EXERCISE BRIEF: Find the word "zabytkowa" in the records below. List each line containing it.

DATASET RECORDS:

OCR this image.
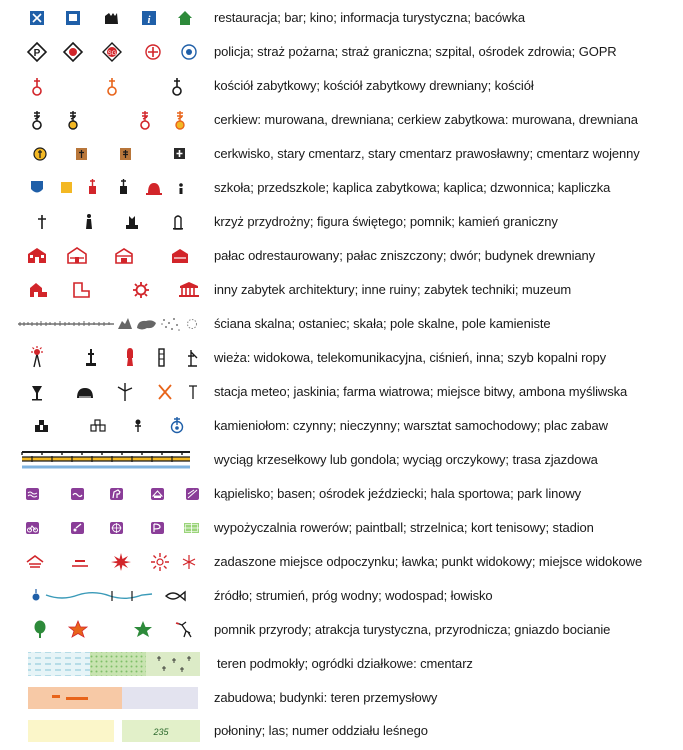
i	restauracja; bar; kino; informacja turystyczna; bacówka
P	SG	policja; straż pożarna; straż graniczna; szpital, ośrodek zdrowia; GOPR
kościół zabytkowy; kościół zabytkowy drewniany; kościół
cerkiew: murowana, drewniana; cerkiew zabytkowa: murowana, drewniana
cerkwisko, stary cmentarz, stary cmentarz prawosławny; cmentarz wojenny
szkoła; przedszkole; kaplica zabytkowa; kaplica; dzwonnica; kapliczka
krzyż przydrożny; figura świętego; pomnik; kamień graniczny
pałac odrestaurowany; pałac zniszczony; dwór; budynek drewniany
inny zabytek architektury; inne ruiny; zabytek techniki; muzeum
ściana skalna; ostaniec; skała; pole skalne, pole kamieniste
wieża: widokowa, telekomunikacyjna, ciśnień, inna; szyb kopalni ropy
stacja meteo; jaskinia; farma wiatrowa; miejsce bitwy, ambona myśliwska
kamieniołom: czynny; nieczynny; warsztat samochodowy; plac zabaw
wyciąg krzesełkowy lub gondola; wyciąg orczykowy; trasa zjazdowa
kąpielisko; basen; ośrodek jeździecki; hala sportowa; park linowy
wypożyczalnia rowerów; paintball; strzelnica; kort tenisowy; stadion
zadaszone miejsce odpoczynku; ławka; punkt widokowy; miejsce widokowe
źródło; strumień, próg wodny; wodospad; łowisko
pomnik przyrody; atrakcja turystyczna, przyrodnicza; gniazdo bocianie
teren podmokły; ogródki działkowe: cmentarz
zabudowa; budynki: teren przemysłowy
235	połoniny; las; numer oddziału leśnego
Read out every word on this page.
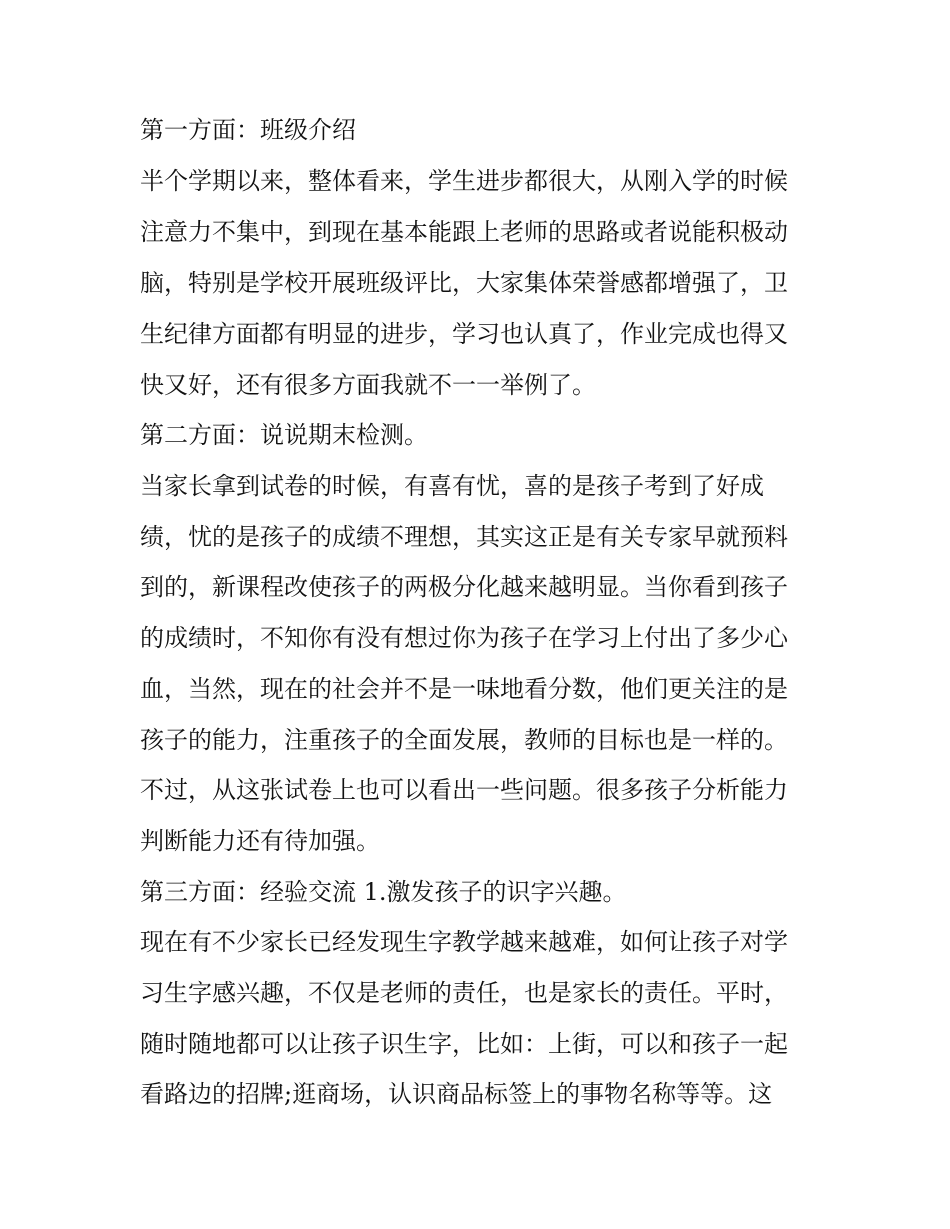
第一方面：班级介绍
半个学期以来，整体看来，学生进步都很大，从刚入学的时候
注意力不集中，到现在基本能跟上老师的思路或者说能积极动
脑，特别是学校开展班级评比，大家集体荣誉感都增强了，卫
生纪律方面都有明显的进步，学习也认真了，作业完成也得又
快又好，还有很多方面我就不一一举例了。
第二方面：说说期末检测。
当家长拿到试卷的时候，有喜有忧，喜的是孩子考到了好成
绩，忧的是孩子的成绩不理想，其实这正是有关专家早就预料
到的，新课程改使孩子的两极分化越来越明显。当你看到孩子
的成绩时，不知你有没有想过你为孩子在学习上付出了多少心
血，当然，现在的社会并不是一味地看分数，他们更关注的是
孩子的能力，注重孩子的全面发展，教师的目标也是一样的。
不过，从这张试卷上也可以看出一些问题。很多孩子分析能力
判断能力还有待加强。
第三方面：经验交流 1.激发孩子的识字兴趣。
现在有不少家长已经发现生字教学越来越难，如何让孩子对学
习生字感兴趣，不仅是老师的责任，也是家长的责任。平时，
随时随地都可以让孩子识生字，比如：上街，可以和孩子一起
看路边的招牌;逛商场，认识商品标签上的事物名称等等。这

...

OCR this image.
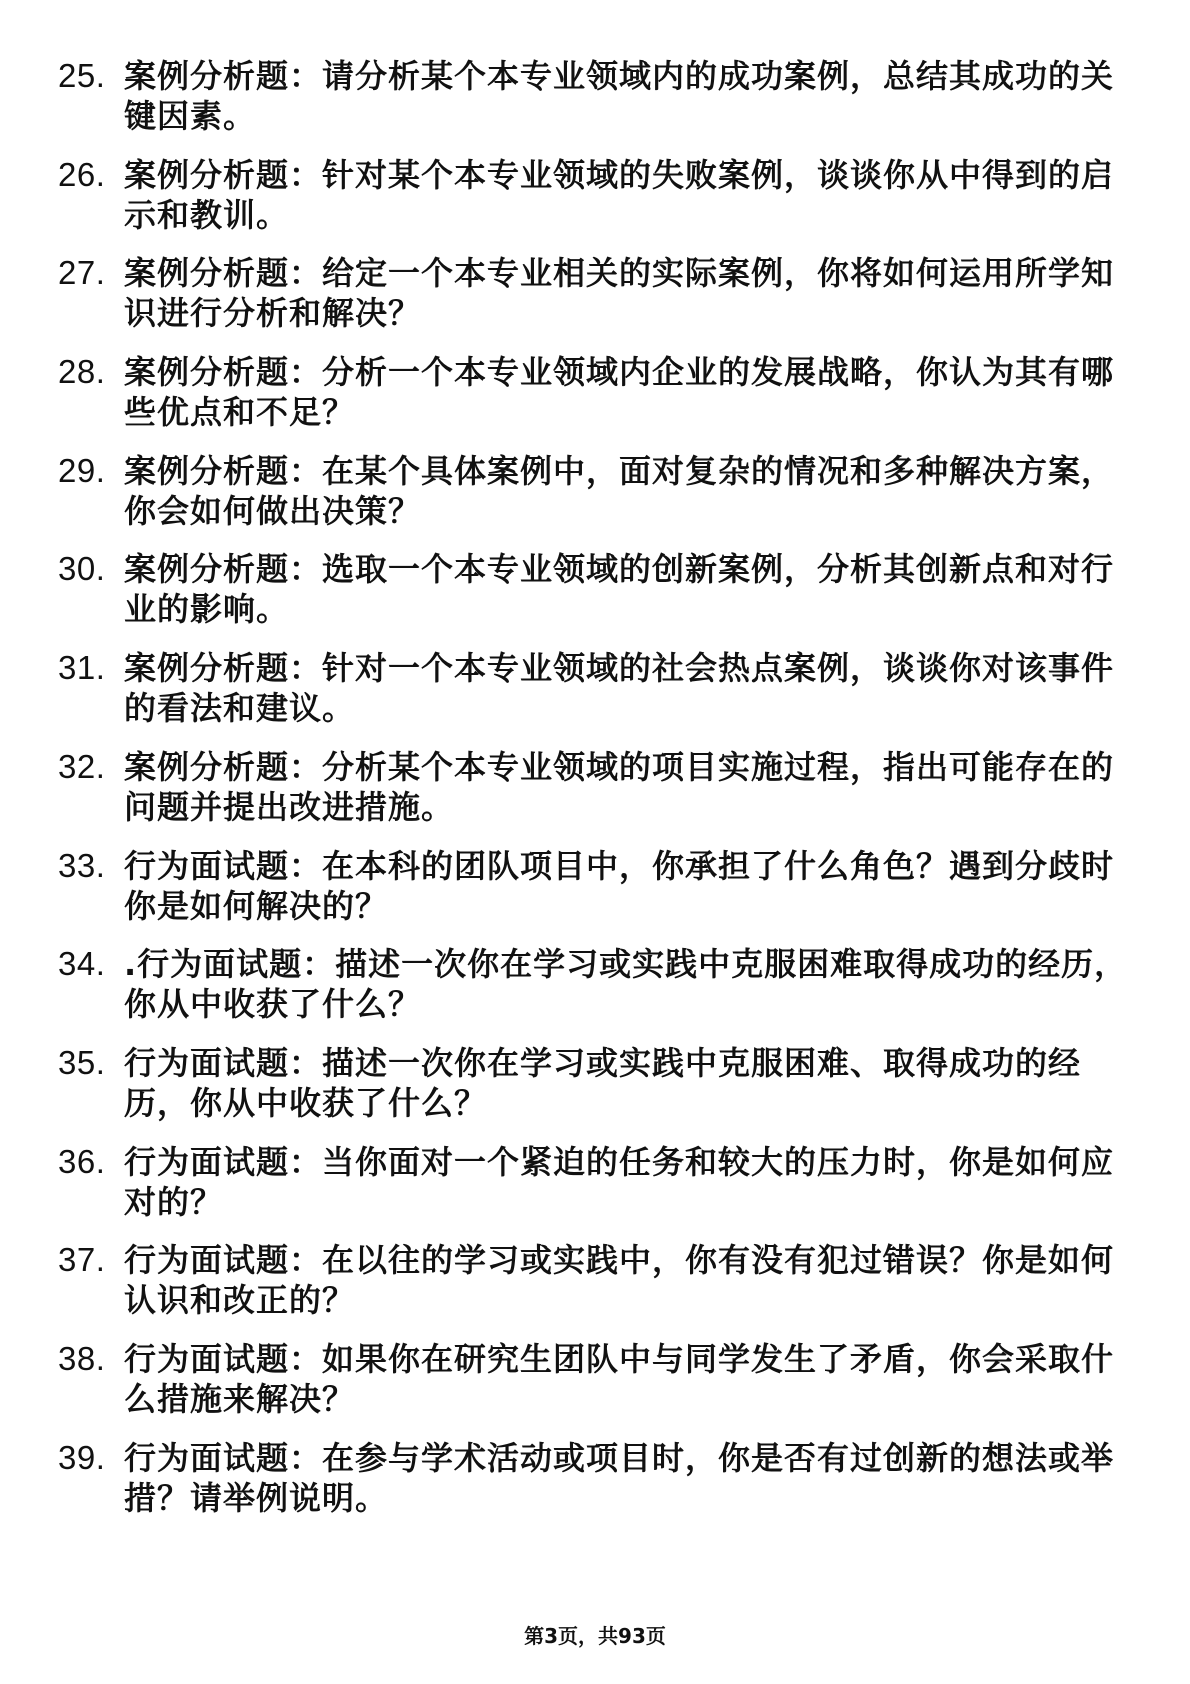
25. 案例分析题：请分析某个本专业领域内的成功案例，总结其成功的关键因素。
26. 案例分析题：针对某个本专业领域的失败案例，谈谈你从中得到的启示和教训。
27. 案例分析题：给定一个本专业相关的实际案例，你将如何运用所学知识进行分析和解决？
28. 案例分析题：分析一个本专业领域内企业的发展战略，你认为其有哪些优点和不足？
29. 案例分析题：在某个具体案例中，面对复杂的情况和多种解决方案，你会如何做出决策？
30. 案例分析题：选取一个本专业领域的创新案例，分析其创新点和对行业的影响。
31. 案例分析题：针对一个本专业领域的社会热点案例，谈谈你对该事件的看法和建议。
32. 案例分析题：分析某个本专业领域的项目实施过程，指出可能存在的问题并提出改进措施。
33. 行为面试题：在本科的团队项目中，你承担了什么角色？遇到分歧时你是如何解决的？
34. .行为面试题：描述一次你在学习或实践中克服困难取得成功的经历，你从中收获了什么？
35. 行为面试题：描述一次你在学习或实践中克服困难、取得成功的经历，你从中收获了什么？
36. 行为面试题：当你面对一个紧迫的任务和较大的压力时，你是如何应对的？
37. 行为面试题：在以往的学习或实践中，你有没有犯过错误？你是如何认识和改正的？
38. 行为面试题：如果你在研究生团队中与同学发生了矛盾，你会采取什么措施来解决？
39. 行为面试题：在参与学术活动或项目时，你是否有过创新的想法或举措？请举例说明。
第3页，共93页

RESULT FOR THIS TASK:
cerkiew: murowana, drewniana; cerkiew zabytkowa: murowana, drewniana
szkoła; przedszkole; kaplica zabytkowa; kaplica; dzwonnica; kapliczka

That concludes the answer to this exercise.